▶ [Directive]
Retype everything in the listing, leaving each line exactly as it is.

Records from a collection of figures:
★ ★ ★ ★ ★ ★ ★
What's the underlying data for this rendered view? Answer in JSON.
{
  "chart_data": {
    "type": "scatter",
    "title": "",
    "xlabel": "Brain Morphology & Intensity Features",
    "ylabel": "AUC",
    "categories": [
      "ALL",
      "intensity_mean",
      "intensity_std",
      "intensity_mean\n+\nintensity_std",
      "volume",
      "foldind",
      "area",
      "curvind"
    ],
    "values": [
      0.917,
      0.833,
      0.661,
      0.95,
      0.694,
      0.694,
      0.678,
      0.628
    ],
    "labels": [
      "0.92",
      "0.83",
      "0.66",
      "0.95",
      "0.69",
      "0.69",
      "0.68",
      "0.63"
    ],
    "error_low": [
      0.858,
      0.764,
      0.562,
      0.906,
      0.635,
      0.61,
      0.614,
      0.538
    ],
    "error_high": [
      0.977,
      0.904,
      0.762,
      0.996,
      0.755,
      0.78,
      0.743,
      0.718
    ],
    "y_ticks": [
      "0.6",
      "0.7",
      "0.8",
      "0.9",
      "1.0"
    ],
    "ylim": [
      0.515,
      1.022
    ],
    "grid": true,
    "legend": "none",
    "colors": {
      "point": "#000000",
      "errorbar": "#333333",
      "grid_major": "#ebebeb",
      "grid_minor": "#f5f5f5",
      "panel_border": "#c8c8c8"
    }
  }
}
★ ★ ★ ★ ★ ★ ★
▶ [Answer for this exercise]
What's the underlying data for this rendered view? Answer in JSON.
{
  "chart_data": {
    "type": "scatter",
    "title": "",
    "xlabel": "Brain Morphology & Intensity Features",
    "ylabel": "AUC",
    "categories": [
      "ALL",
      "intensity_mean",
      "intensity_std",
      "intensity_mean\n+\nintensity_std",
      "volume",
      "foldind",
      "area",
      "curvind"
    ],
    "values": [
      0.917,
      0.833,
      0.661,
      0.95,
      0.694,
      0.694,
      0.678,
      0.628
    ],
    "labels": [
      "0.92",
      "0.83",
      "0.66",
      "0.95",
      "0.69",
      "0.69",
      "0.68",
      "0.63"
    ],
    "error_low": [
      0.858,
      0.764,
      0.562,
      0.906,
      0.635,
      0.61,
      0.614,
      0.538
    ],
    "error_high": [
      0.977,
      0.904,
      0.762,
      0.996,
      0.755,
      0.78,
      0.743,
      0.718
    ],
    "y_ticks": [
      "0.6",
      "0.7",
      "0.8",
      "0.9",
      "1.0"
    ],
    "ylim": [
      0.515,
      1.022
    ],
    "grid": true,
    "legend": "none",
    "colors": {
      "point": "#000000",
      "errorbar": "#333333",
      "grid_major": "#ebebeb",
      "grid_minor": "#f5f5f5",
      "panel_border": "#c8c8c8"
    }
  }
}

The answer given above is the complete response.